Excerpted data start

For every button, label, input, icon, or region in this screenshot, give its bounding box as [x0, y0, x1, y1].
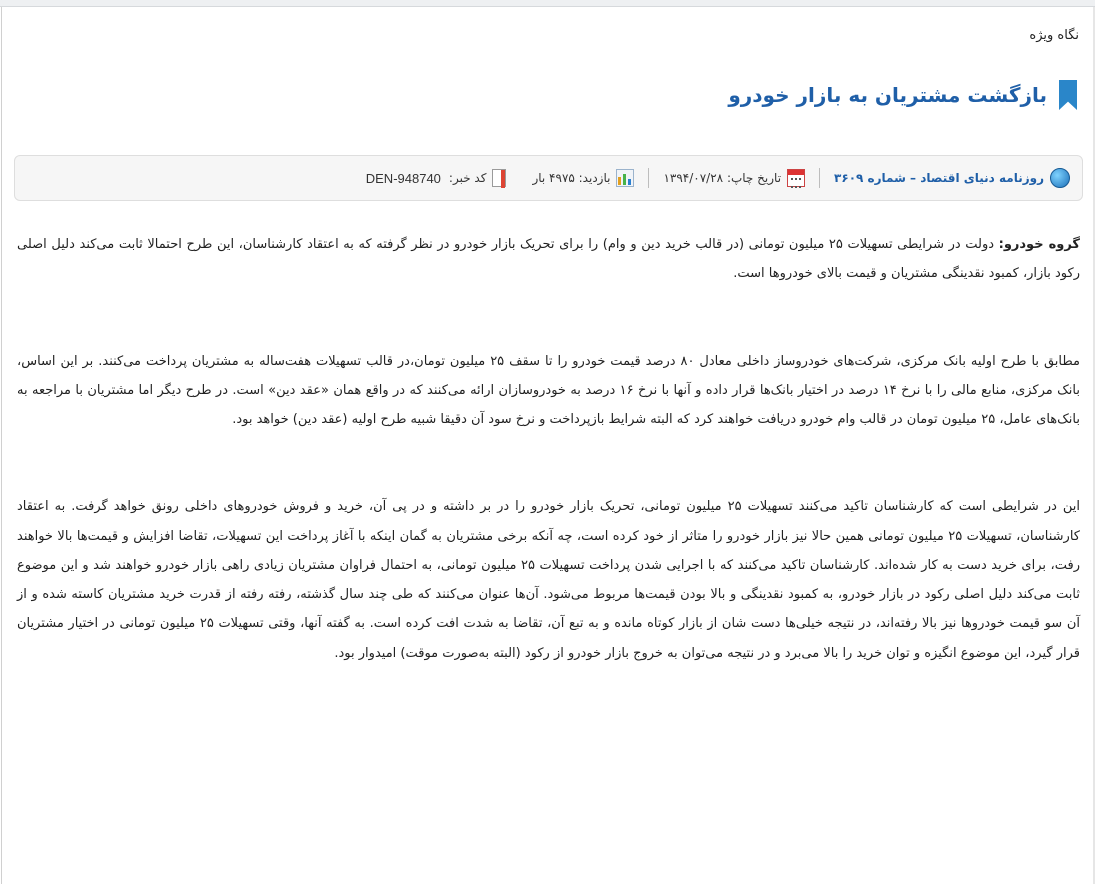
print-date-text: تاریخ چاپ: ۱۳۹۴/۰۷/۲۸: [663, 171, 782, 185]
news-code-value: DEN-948740: [365, 170, 441, 186]
bar-chart-icon: [616, 169, 634, 187]
article-paragraph: این در شرایطی است که کارشناسان تاکید می‌کنند تسهیلات ۲۵ میلیون تومانی، تحریک بازار خودرو را در بر داشته و در پی آن، خرید و فروش خودروهای داخلی رونق خواهد گرفت. به اعتقاد کارشناسان، تسهیلات ۲۵ میلیون تومانی همین حالا نیز بازار خودرو را متاثر از خود کرده است، چه آنکه برخی مشتریان به گمان اینکه با آغاز پرداخت این تسهیلات، تقاضا افزایش و قیمت‌ها بالا خواهند رفت، برای خرید دست به کار شده‌اند. کارشناسان تاکید می‌کنند که با اجرایی شدن پرداخت تسهیلات ۲۵ میلیون تومانی، به احتمال فراوان مشتریان زیادی راهی بازار خودرو خواهند شد و این موضوع ثابت می‌کند دلیل اصلی رکود در بازار خودرو، به کمبود نقدینگی و بالا بودن قیمت‌ها مربوط می‌شود. آن‌ها عنوان می‌کنند که طی چند سال گذشته، رفته رفته از قدرت خرید مشتریان کاسته شده و از آن سو قیمت خودروها نیز بالا رفته‌اند، در نتیجه خیلی‌ها دست شان از بازار کوتاه مانده و به تبع آن، تقاضا به شدت افت کرده است. به گفته آنها، وقتی تسهیلات ۲۵ میلیون تومانی در اختیار مشتریان قرار گیرد، این موضوع انگیزه و توان خرید را بالا می‌برد و در نتیجه می‌توان به خروج بازار خودرو از رکود (البته به‌صورت موقت) امیدوار بود.: [17, 499, 1080, 661]
article-header: [728, 80, 1077, 110]
article-lead: [17, 230, 1080, 289]
calendar-icon: [787, 169, 805, 187]
meta-divider: [819, 168, 820, 188]
views-text: بازدید: ۴۹۷۵ بار: [532, 171, 611, 185]
article-paragraph: مطابق با طرح اولیه بانک مرکزی، شرکت‌های خودروساز داخلی معادل ۸۰ درصد قیمت خودرو را تا سقف ۲۵ میلیون تومان،در قالب تسهیلات هفت‌ساله به مشتریان پرداخت می‌کنند. بر این اساس، بانک مرکزی، منابع مالی را با نرخ ۱۴ درصد در اختیار بانک‌ها قرار داده و آنها با نرخ ۱۶ درصد به خودروسازان ارائه می‌کنند که در واقع همان «عقد دین» است. در طرح دیگر اما مشتریان با مراجعه به بانک‌های عامل، ۲۵ میلیون تومان در قالب وام خودرو دریافت خواهند کرد که البته شرایط بازپرداخت و نرخ سود آن دقیقا شبیه طرح اولیه (عقد دین) خواهد بود.: [17, 353, 1080, 427]
lead-label: گروه خودرو:: [998, 237, 1080, 252]
lead-text: دولت در شرایطی تسهیلات ۲۵ میلیون تومانی (در قالب خرید دین و وام) را برای تحریک بازار خودرو در نظر گرفته که به اعتقاد کارشناسان، این طرح احتمالا ثابت می‌کند دلیل اصلی رکود بازار، کمبود نقدینگی مشتریان و قیمت بالای خودروها است.: [17, 237, 1080, 282]
globe-icon: [1050, 168, 1070, 188]
news-code-label: کد خبر:: [448, 171, 487, 185]
article-body: [17, 230, 1080, 668]
article-meta-bar: [14, 155, 1083, 201]
meta-print-date: [663, 169, 805, 187]
top-bar: [0, 0, 1095, 7]
meta-divider: [648, 168, 649, 188]
meta-news-code: [366, 169, 507, 187]
document-icon: [492, 169, 506, 187]
meta-source: [834, 168, 1070, 188]
article-title: بازگشت مشتریان به بازار خودرو: [728, 83, 1047, 107]
meta-views: [532, 169, 634, 187]
bookmark-icon: [1059, 80, 1077, 110]
source-link[interactable]: روزنامه دنیای اقتصاد – شماره ۳۶۰۹: [834, 171, 1044, 185]
section-label: نگاه ویژه: [1029, 28, 1079, 43]
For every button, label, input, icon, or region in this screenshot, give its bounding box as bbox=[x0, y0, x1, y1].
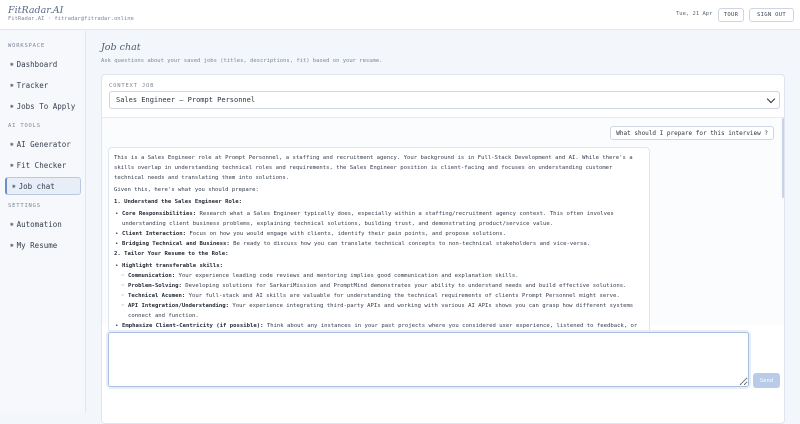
section-label-settings: SETTINGS bbox=[8, 203, 41, 209]
message-input[interactable] bbox=[108, 332, 749, 387]
assistant-message bbox=[108, 147, 650, 337]
page-title: Job chat bbox=[101, 42, 141, 53]
star-icon: ✱ bbox=[10, 60, 14, 68]
tour-button[interactable]: TOUR bbox=[718, 8, 744, 22]
send-button[interactable]: Send bbox=[753, 373, 780, 388]
sidebar bbox=[0, 31, 86, 412]
list-item: ◦ Communication: Your experience leading code reviews and mentoring implies good communication and explanation skills. bbox=[114, 271, 644, 281]
star-icon: ✱ bbox=[10, 161, 14, 169]
chat-card bbox=[101, 74, 785, 424]
answer-heading-1: 1. Understand the Sales Engineer Role: bbox=[114, 199, 242, 205]
sidebar-item-automation[interactable] bbox=[5, 215, 81, 233]
context-job-value: Sales Engineer — Prompt Personnel bbox=[116, 96, 256, 104]
answer-heading-2: 2. Tailor Your Resume to the Role: bbox=[114, 251, 229, 257]
list-item: ◦ Technical Acumen: Your full-stack and AI skills are valuable for understanding the technical requirements of clients Prompt Personnel might serve. bbox=[114, 291, 644, 301]
sidebar-item-dashboard[interactable] bbox=[5, 55, 81, 73]
sidebar-item-ai-generator[interactable] bbox=[5, 135, 81, 153]
sidebar-item-jobs-to-apply[interactable] bbox=[5, 97, 81, 115]
list-item: ◦ API Integration/Understanding: Your experience integrating third-party APIs and working with various AI APIs shows you can grasp how different systems connect and function. bbox=[114, 301, 644, 321]
current-date: Tue, 21 Apr bbox=[676, 11, 713, 17]
user-account-line: FitRadar.AI · fitradar@fitradar.online bbox=[8, 16, 134, 22]
star-icon: ✱ bbox=[10, 81, 14, 89]
sidebar-item-job-chat[interactable] bbox=[5, 177, 81, 195]
sidebar-item-my-resume[interactable] bbox=[5, 236, 81, 254]
chat-messages[interactable] bbox=[102, 117, 784, 329]
answer-lead: Given this, here's what you should prepare: bbox=[114, 187, 259, 193]
sidebar-item-tracker[interactable] bbox=[5, 76, 81, 94]
brand-logo[interactable]: FitRadar.AI bbox=[8, 5, 64, 16]
page-subtitle: Ask questions about your saved jobs (titles, descriptions, fit) based on your resume. bbox=[101, 58, 383, 64]
sidebar-item-label: My Resume bbox=[16, 240, 58, 250]
sign-out-button[interactable]: SIGN OUT bbox=[749, 8, 794, 22]
list-item: • Highlight transferable skills: bbox=[114, 261, 644, 271]
sidebar-item-label: Dashboard bbox=[16, 59, 58, 69]
main-content bbox=[86, 31, 800, 412]
star-icon: ✱ bbox=[10, 140, 14, 148]
user-message: What should I prepare for this interview ? bbox=[610, 126, 774, 140]
sidebar-item-fit-checker[interactable] bbox=[5, 156, 81, 174]
sidebar-item-label: Job chat bbox=[18, 181, 55, 191]
list-item: • Client Interaction: Focus on how you would engage with clients, identify their pain points, and propose solutions. bbox=[114, 229, 644, 239]
star-icon: ✱ bbox=[12, 182, 16, 190]
answer-intro: This is a Sales Engineer role at Prompt Personnel, a staffing and recruitment agency. Your background is in Full-Stack Development and AI. While there's a skills overlap in understanding technical roles and requirements, the Sales Engineer position is client-facing and focuses on understanding customer technical needs and translating them into solutions. bbox=[114, 155, 633, 181]
sidebar-item-label: AI Generator bbox=[16, 139, 71, 149]
sidebar-item-label: Jobs To Apply bbox=[16, 101, 76, 111]
star-icon: ✱ bbox=[10, 220, 14, 228]
star-icon: ✱ bbox=[10, 241, 14, 249]
answer-list-2 bbox=[114, 261, 644, 341]
list-item: • Bridging Technical and Business: Be ready to discuss how you can translate technical concepts to non-technical stakeholders and vice-versa. bbox=[114, 239, 644, 249]
list-item: • Core Responsibilities: Research what a Sales Engineer typically does, especially within a staffing/recruitment agency context. This often involves understanding client business problems, explaining technical solutions, building trust, and demonstrating product/service value. bbox=[114, 209, 644, 229]
sidebar-item-label: Fit Checker bbox=[16, 160, 67, 170]
chevron-down-icon bbox=[767, 95, 775, 103]
app-header bbox=[0, 0, 800, 30]
section-label-ai-tools: AI TOOLS bbox=[8, 123, 41, 129]
context-job-select[interactable] bbox=[109, 91, 780, 109]
list-item: • Emphasize Client-Centricity (if possible): Think about any instances in your past projects where you considered user experience, listened to feedback, or bbox=[114, 321, 644, 341]
answer-list-1 bbox=[114, 209, 644, 249]
sidebar-item-label: Tracker bbox=[16, 80, 49, 90]
chat-scrollbar[interactable] bbox=[782, 118, 784, 198]
sidebar-item-label: Automation bbox=[16, 219, 62, 229]
context-job-label: CONTEXT JOB bbox=[109, 83, 155, 89]
section-label-workspace: WORKSPACE bbox=[8, 43, 46, 49]
star-icon: ✱ bbox=[10, 102, 14, 110]
list-item: ◦ Problem-Solving: Developing solutions for SarkariMission and PromptMind demonstrates your ability to understand needs and build effective solutions. bbox=[114, 281, 644, 291]
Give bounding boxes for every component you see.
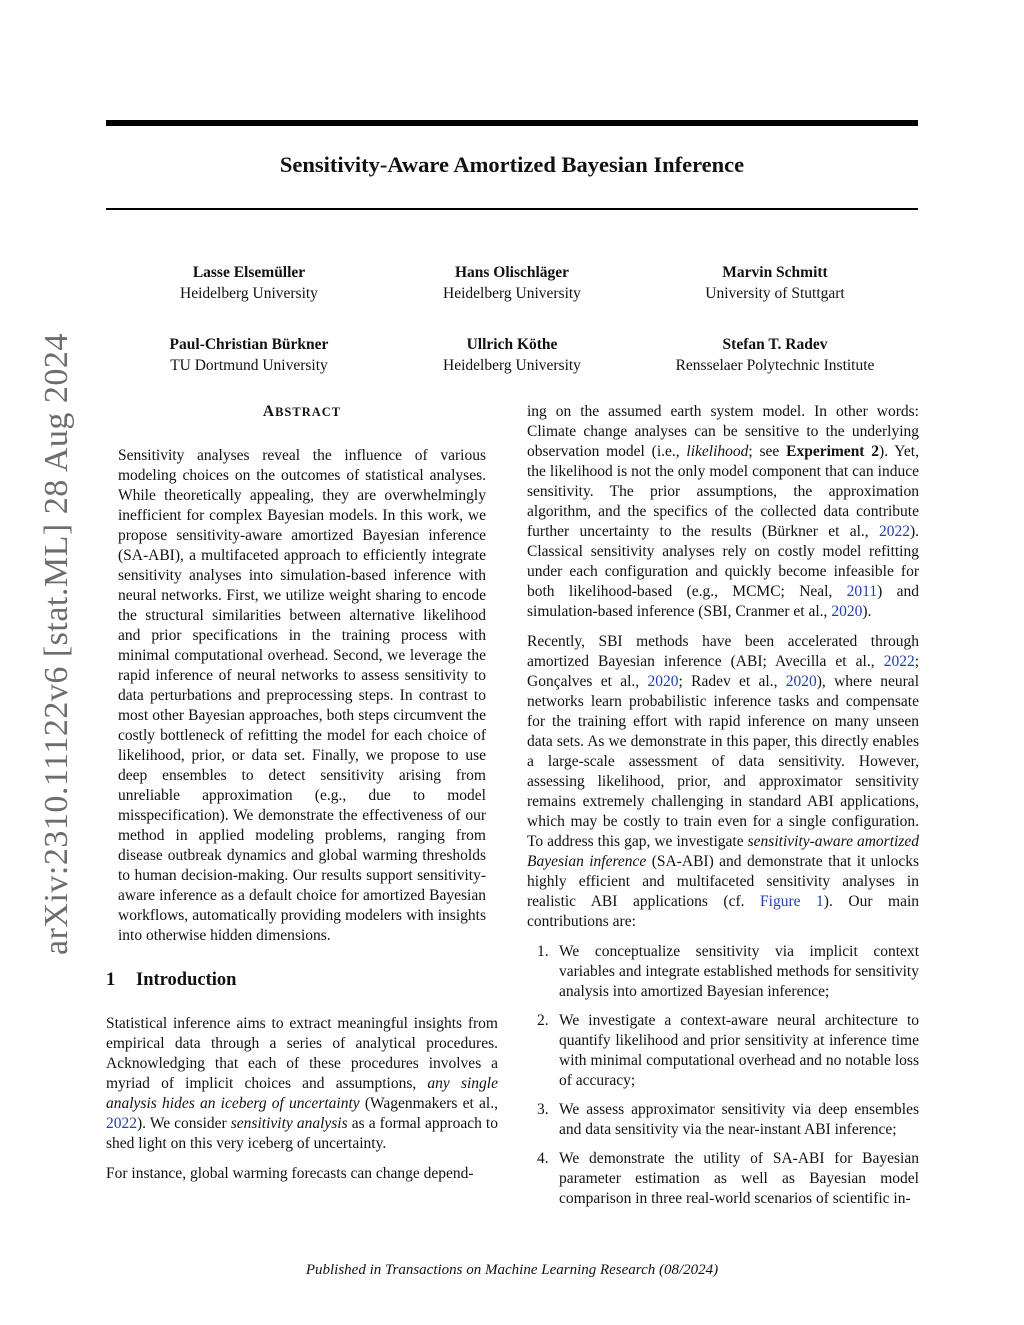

Excerpted data end

What the task asks: Substitute "news-id-value" for "news-code-value" in the stretch from the line containing "print-date-text: تاریخ چاپ: ۱۳۹۴/۰۷/۲۸: [663, 171, 782, 185]" through the line containing "bar-chart-icon: [616, 169, 634, 187]". Return only those lines, with nothing else altered.

Result:
print-date-text: تاریخ چاپ: ۱۳۹۴/۰۷/۲۸: [663, 171, 782, 185]
news-id-value: DEN-948740: [365, 170, 441, 186]
bar-chart-icon: [616, 169, 634, 187]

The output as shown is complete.